## Set task
List each line of the rows below that contains the string "clock". Case counts.

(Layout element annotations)
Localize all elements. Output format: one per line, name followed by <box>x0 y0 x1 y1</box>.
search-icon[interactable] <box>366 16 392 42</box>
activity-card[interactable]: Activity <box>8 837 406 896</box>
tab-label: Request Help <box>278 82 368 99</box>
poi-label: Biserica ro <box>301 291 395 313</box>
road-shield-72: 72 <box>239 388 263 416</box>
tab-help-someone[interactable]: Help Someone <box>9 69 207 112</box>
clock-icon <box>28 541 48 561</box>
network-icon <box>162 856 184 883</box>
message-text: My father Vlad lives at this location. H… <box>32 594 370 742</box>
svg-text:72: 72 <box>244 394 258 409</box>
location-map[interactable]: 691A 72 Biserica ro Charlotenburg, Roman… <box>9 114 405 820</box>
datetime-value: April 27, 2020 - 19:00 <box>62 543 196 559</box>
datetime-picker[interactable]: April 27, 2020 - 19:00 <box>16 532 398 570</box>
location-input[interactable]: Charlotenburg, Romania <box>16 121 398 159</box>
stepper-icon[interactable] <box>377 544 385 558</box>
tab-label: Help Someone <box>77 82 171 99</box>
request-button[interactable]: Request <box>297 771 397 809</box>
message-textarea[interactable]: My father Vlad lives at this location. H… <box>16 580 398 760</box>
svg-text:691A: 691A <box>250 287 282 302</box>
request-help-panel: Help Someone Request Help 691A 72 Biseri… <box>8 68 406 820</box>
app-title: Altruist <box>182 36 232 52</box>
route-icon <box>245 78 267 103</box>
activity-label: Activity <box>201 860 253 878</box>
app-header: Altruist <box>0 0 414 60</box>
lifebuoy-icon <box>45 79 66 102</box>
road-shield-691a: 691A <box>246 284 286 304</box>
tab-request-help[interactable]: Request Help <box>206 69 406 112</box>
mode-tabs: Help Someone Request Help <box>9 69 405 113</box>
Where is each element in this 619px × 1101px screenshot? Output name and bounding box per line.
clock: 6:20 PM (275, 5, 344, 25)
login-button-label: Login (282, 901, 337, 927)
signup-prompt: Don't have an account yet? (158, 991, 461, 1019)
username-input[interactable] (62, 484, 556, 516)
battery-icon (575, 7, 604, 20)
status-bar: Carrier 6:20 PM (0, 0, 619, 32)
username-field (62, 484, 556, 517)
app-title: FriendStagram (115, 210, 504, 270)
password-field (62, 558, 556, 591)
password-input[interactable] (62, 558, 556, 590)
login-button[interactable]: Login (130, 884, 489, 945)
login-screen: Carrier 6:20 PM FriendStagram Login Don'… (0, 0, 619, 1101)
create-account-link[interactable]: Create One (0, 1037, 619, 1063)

## Exercise answer
clock-icon <box>28 541 48 561</box>
clock: 6:20 PM (275, 5, 344, 25)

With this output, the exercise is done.